◆ **PROBLEM STATEMENT**: Can you filter the records below down to every line that contains the string "meta", and copy each of those lines?

[Records from a collection]

↓

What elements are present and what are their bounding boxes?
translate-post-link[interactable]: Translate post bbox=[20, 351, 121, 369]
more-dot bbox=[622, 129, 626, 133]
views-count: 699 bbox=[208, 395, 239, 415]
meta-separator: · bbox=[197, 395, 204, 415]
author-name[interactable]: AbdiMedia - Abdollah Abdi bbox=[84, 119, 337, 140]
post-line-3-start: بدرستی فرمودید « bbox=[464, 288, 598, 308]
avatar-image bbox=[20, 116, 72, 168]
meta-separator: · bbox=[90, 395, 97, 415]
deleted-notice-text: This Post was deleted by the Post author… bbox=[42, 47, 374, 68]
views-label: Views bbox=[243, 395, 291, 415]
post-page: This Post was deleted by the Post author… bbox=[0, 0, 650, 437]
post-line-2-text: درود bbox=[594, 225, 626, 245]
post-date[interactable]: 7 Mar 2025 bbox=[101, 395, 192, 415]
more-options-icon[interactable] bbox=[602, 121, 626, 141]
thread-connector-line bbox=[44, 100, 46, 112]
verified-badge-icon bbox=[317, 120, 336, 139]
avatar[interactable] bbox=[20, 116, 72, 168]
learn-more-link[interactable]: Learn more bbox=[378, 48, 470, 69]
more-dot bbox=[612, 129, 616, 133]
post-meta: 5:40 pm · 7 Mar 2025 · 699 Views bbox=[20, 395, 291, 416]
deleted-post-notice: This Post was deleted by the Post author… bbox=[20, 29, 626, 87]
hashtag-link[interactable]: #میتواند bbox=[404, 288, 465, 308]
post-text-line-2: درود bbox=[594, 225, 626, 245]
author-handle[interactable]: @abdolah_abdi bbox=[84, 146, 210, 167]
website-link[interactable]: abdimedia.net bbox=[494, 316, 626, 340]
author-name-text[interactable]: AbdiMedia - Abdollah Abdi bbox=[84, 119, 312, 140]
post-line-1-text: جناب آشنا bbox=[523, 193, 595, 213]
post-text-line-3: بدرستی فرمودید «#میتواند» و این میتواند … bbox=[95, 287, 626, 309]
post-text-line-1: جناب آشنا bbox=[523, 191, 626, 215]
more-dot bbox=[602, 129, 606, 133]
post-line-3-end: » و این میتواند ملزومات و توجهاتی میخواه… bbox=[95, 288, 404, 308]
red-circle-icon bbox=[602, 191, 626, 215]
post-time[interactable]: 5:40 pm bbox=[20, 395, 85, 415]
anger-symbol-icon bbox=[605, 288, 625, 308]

↑

◆ **RESULT**:
meta-separator: · bbox=[197, 395, 204, 415]
meta-separator: · bbox=[90, 395, 97, 415]
post-meta: 5:40 pm · 7 Mar 2025 · 699 Views bbox=[20, 395, 291, 416]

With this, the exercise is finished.